-- START OF Given records --

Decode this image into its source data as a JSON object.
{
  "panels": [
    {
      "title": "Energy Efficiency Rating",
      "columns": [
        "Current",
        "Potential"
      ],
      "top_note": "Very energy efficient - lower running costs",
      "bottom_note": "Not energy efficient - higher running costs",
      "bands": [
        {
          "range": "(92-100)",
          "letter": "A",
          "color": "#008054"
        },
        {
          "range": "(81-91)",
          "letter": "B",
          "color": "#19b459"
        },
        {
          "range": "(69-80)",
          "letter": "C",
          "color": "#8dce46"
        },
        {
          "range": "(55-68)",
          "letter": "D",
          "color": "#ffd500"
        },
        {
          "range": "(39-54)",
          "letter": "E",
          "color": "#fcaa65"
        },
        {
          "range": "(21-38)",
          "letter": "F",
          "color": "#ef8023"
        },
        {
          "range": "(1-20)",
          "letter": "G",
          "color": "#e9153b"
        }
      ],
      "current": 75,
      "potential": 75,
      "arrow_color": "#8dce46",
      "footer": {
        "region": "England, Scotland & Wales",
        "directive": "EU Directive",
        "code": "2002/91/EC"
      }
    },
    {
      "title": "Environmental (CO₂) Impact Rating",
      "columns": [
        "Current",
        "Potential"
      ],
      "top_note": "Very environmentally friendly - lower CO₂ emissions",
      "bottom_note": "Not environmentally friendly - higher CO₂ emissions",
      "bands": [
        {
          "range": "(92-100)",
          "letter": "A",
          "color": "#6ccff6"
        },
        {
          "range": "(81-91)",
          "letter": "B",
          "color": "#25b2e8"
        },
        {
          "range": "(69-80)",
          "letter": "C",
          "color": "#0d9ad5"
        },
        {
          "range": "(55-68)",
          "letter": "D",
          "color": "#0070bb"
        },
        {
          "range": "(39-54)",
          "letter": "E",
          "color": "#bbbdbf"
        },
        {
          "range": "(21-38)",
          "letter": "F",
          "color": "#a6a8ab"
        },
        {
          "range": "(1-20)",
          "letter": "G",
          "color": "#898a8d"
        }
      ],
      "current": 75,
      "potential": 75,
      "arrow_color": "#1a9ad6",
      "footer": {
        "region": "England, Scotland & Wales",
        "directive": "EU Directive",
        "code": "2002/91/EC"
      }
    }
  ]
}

-- END OF Given records --

▶ What is asked
Looking at the listing above, how many of its lines contain the string "Rating"? Give the number alone.

▶ Solution to this task
2